**RECORDS TO PROCESS**
==========

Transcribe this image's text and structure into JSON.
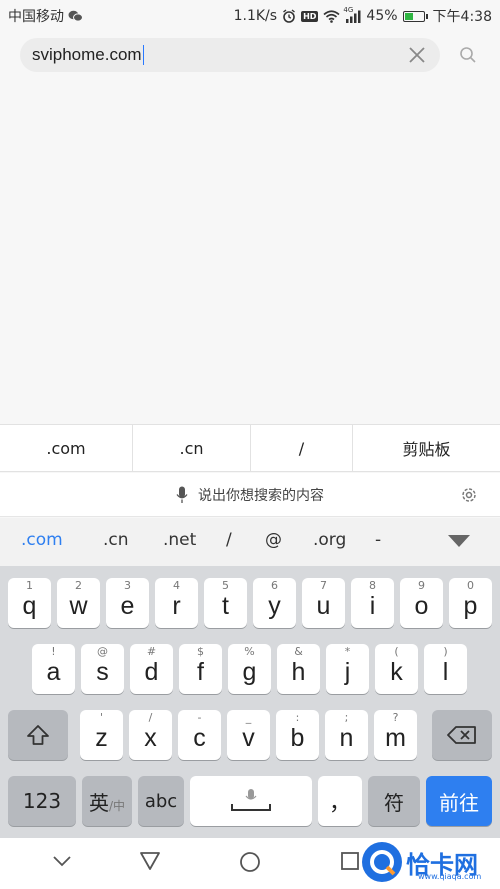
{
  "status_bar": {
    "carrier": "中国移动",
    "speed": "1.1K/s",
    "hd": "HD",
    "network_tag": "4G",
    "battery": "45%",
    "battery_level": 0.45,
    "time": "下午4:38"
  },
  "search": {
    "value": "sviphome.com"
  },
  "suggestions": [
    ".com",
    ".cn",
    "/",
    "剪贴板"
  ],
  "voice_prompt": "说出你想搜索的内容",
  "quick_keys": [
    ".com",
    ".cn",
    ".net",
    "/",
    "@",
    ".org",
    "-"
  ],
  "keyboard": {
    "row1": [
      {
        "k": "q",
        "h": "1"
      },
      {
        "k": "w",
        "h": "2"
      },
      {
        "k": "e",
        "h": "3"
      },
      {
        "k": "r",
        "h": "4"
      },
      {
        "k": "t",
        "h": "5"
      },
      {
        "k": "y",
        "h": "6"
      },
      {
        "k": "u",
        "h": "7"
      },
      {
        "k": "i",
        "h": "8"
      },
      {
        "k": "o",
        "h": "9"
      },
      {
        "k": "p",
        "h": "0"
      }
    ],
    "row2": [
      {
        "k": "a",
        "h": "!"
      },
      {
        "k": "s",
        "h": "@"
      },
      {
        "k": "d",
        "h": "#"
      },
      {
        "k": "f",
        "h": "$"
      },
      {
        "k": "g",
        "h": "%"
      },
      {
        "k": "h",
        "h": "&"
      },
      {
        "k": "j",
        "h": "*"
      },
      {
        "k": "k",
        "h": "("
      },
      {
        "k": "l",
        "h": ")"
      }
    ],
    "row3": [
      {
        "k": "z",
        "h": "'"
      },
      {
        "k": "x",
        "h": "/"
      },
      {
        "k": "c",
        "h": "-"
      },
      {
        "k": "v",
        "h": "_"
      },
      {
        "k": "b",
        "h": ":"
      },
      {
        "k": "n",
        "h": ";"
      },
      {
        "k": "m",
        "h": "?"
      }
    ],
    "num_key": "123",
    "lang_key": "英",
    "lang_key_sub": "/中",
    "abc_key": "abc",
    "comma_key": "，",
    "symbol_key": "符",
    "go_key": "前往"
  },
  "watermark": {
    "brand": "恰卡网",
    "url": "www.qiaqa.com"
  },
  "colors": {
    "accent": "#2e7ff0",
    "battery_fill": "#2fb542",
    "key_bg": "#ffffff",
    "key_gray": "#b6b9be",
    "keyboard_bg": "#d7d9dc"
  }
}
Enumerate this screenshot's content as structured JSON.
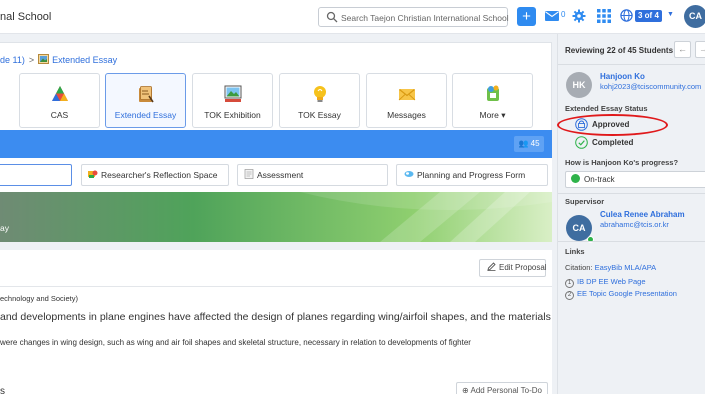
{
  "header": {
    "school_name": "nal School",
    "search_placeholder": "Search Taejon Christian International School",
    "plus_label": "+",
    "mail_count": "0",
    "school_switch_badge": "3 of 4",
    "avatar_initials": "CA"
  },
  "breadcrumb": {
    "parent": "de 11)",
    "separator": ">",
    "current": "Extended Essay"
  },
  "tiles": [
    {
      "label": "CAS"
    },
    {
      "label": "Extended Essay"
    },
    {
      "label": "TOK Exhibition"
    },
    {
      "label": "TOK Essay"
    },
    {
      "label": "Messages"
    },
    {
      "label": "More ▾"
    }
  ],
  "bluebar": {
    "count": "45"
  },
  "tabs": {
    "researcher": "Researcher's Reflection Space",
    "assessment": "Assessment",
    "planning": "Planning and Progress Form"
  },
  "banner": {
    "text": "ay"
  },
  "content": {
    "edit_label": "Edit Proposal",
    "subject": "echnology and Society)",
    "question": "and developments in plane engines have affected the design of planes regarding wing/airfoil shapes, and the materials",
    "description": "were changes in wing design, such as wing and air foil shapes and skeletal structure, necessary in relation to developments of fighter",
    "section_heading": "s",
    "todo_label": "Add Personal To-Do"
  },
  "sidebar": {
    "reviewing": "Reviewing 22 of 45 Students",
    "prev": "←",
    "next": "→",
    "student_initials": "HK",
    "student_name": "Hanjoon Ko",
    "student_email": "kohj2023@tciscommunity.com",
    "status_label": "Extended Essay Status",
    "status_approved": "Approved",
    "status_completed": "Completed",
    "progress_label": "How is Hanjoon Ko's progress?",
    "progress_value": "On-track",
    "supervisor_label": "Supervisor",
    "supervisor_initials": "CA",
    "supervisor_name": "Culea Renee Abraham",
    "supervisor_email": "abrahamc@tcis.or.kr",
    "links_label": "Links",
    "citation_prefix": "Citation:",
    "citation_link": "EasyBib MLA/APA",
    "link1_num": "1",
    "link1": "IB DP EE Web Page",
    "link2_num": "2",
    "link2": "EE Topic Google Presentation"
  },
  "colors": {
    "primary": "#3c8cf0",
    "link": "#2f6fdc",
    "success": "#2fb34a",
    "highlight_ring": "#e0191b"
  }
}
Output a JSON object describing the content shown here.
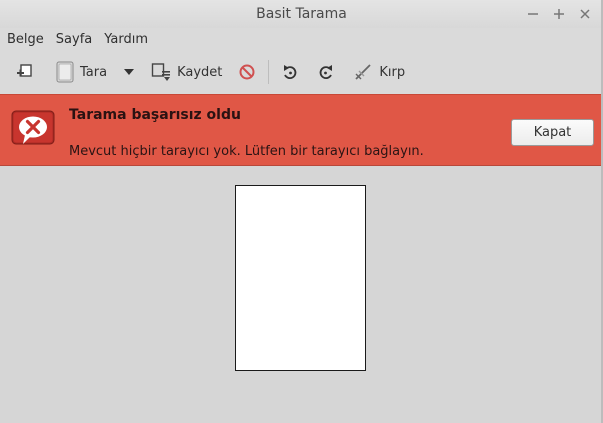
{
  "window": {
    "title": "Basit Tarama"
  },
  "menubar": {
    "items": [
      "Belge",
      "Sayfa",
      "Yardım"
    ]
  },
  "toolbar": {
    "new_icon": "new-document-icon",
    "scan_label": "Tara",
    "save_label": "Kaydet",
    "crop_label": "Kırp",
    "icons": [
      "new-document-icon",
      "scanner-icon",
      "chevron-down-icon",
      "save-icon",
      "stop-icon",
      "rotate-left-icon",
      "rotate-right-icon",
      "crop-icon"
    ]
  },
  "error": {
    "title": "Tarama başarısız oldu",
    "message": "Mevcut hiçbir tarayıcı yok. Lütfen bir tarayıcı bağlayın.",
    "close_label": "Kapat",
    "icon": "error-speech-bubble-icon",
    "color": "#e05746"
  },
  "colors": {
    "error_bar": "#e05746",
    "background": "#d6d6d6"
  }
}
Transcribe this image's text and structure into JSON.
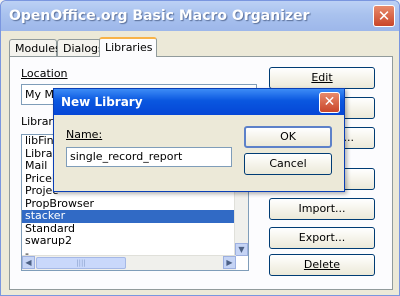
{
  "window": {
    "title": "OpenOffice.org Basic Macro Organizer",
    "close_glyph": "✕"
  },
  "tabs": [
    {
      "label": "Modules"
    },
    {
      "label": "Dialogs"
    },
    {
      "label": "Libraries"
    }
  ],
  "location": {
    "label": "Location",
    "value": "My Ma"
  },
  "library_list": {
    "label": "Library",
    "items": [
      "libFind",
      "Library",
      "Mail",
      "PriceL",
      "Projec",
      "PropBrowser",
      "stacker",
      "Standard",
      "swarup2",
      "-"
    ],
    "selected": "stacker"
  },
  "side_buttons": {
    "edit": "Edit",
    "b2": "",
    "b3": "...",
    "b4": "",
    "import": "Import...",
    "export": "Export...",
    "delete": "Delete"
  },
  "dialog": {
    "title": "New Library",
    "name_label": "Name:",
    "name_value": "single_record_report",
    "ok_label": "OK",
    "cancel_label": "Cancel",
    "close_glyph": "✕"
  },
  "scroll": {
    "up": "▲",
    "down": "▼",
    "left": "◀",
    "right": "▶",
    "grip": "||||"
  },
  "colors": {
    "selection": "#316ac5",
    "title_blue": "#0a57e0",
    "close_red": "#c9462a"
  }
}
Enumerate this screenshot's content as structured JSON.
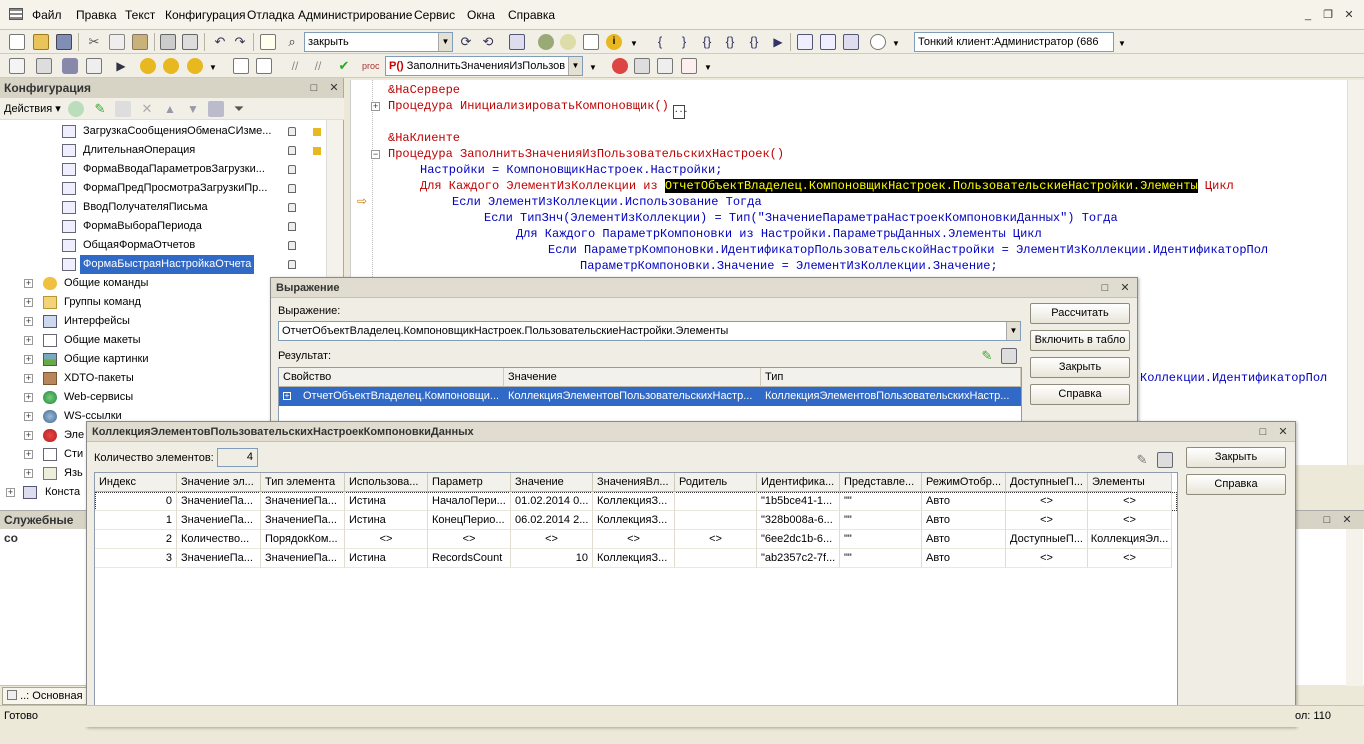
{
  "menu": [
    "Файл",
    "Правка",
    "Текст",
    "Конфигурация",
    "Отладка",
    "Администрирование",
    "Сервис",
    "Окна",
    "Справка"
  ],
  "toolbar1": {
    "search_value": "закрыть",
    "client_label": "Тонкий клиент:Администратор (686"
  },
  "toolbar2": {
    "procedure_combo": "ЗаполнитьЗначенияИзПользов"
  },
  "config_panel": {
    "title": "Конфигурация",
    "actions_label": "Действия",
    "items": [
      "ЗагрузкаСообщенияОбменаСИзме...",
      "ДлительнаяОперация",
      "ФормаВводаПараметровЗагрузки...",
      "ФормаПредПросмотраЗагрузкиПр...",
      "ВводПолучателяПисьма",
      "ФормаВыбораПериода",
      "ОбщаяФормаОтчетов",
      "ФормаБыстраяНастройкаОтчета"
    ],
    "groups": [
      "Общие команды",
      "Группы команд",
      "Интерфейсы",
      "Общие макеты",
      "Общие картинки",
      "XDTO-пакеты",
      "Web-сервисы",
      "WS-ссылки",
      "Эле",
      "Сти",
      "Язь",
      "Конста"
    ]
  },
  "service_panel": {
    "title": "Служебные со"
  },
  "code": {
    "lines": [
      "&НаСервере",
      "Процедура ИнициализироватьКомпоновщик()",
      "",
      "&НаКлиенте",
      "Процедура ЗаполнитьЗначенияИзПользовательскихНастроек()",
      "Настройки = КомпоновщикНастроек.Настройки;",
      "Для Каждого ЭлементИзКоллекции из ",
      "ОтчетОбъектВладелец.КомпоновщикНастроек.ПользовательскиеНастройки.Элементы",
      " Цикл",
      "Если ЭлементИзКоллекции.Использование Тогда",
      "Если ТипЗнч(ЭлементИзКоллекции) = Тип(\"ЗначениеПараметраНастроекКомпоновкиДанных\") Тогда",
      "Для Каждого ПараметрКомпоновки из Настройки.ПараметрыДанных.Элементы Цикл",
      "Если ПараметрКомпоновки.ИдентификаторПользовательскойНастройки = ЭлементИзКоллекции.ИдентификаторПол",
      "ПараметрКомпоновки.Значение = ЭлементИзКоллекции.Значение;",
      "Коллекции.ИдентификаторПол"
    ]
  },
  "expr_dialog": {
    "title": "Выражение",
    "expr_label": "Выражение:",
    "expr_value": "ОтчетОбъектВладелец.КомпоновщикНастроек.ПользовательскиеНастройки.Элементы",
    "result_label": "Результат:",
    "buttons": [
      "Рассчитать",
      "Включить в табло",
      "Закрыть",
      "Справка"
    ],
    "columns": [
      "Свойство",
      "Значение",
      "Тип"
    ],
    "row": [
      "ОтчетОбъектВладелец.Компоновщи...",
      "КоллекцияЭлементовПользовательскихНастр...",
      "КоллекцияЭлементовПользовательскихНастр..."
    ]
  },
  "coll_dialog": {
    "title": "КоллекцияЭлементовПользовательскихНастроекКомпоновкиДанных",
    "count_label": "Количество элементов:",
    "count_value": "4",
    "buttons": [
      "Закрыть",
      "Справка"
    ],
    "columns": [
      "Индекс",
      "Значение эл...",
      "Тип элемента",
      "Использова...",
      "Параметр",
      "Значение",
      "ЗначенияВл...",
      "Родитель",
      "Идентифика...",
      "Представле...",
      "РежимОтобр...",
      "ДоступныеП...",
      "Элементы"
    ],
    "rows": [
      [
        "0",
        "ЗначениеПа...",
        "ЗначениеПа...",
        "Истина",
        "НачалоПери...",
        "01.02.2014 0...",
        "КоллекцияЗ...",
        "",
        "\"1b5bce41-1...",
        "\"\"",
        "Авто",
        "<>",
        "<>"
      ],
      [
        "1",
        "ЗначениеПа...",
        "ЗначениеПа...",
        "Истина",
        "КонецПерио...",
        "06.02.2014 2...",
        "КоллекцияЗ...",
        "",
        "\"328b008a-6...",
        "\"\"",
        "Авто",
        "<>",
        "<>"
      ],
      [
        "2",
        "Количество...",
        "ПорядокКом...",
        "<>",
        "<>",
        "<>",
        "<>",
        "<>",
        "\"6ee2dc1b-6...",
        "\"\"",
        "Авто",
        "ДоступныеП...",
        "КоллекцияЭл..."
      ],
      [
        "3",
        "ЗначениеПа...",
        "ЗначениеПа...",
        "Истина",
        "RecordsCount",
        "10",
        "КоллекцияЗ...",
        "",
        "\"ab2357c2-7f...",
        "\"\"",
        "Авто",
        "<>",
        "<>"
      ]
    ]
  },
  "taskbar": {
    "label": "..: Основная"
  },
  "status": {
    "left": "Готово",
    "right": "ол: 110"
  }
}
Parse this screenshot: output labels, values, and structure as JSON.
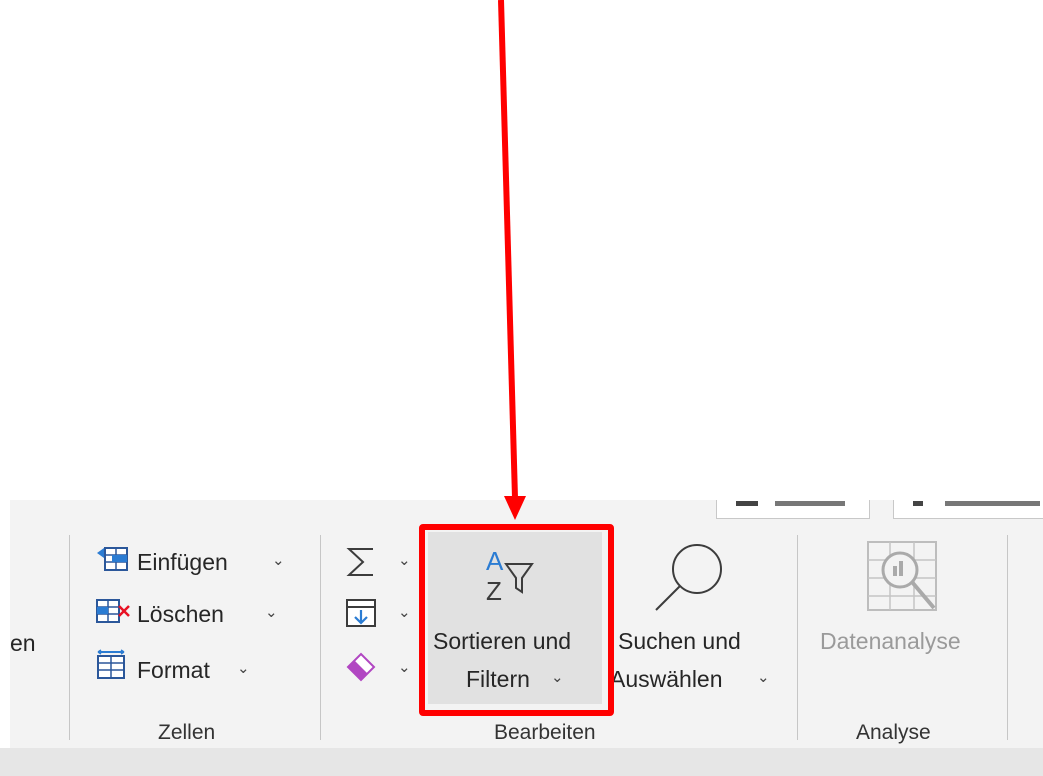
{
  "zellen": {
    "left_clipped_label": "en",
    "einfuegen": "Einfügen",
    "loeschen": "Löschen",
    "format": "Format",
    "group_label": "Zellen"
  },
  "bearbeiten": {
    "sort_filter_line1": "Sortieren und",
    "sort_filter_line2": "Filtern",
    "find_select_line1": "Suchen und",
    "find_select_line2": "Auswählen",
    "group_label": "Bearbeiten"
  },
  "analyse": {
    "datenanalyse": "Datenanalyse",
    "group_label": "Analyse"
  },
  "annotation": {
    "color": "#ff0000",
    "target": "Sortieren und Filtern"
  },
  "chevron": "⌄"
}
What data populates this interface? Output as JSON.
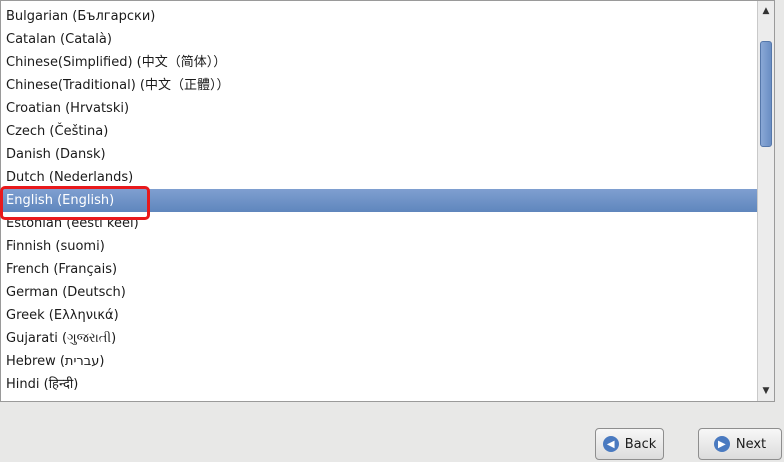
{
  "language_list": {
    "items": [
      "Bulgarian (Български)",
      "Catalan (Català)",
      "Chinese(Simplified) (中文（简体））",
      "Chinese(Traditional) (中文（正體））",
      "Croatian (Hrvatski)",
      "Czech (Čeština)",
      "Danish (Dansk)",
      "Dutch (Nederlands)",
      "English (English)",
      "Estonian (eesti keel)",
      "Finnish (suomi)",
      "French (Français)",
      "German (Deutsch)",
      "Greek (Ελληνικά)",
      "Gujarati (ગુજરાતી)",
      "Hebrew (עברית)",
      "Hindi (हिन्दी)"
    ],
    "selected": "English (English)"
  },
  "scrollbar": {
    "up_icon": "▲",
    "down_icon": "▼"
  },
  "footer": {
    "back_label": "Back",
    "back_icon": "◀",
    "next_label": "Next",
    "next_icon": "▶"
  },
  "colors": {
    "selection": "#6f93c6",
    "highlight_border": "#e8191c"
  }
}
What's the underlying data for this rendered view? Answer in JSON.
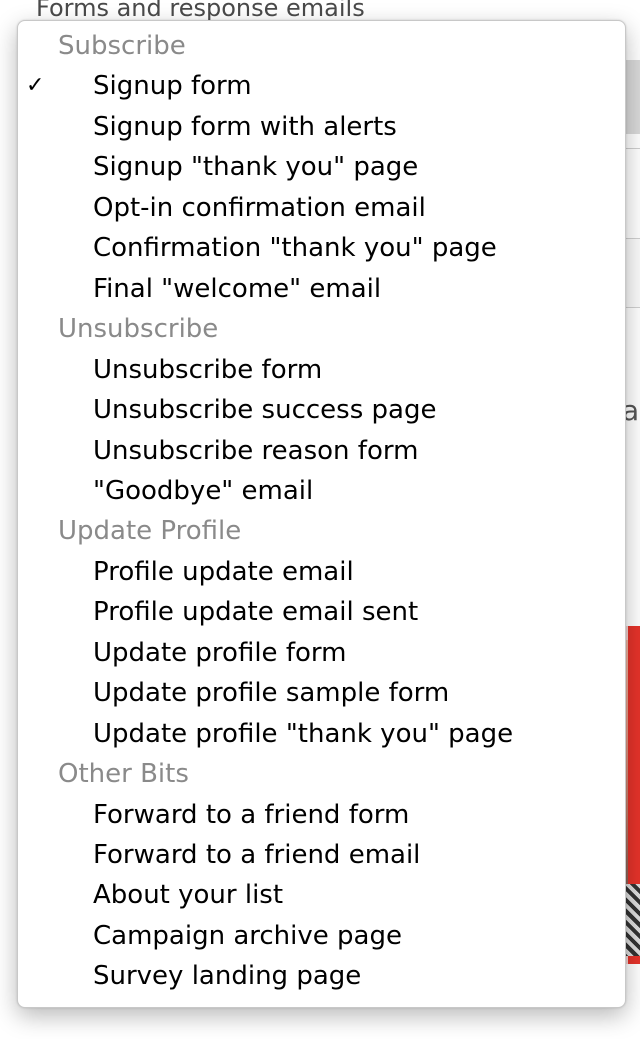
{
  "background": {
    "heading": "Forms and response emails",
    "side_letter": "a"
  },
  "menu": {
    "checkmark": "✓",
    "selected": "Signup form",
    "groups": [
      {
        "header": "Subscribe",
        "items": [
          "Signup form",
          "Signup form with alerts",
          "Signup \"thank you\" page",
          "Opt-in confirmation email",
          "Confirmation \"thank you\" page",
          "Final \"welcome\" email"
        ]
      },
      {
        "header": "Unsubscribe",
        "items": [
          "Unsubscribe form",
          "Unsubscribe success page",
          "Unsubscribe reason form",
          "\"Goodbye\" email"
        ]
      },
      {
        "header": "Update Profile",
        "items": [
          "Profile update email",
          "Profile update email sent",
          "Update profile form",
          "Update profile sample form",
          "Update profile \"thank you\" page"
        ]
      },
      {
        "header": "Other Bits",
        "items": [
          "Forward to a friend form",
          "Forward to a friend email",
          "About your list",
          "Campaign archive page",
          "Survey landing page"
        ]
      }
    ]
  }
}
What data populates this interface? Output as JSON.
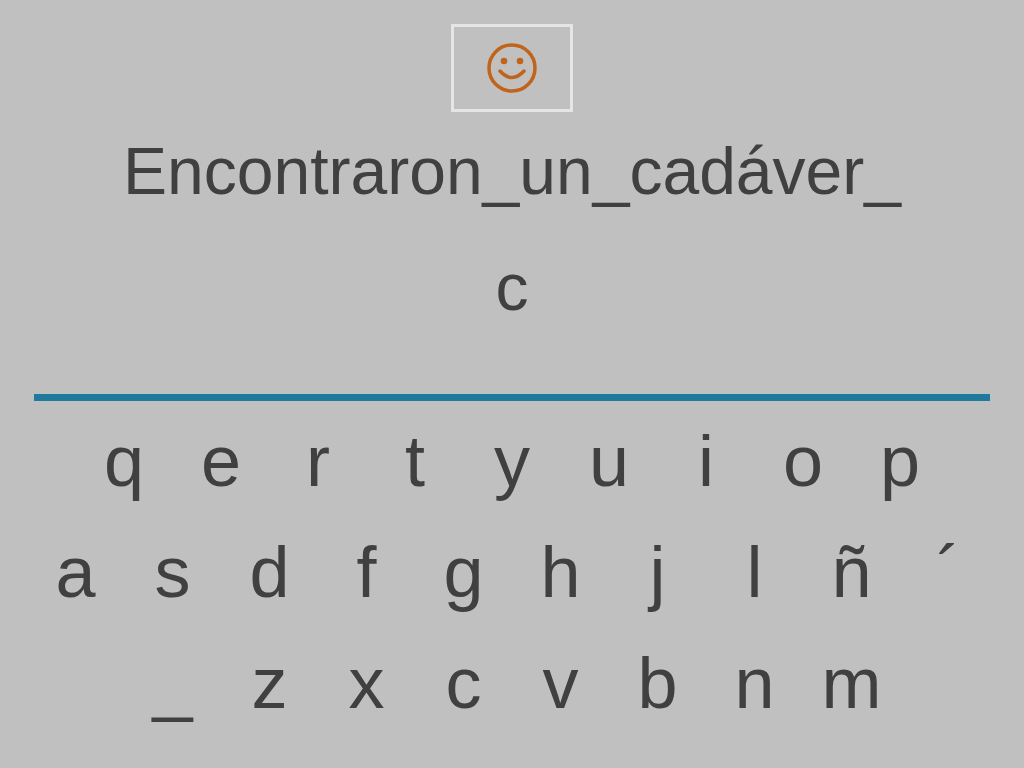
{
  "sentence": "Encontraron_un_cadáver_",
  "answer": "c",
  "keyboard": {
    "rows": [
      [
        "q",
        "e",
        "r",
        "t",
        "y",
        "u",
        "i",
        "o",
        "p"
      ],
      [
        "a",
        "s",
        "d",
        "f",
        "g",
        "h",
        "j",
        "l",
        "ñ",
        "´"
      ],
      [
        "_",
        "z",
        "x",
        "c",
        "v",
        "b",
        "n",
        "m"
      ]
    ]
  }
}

==========

**WHAT IS REQUIRED**
In the listing, find every line containing the word "Процедура" and list it.

**COMPLETED EXERCISE**
      "Процедура ИнициализироватьКомпоновщик()",
      "Процедура ЗаполнитьЗначенияИзПользовательскихНастроек()",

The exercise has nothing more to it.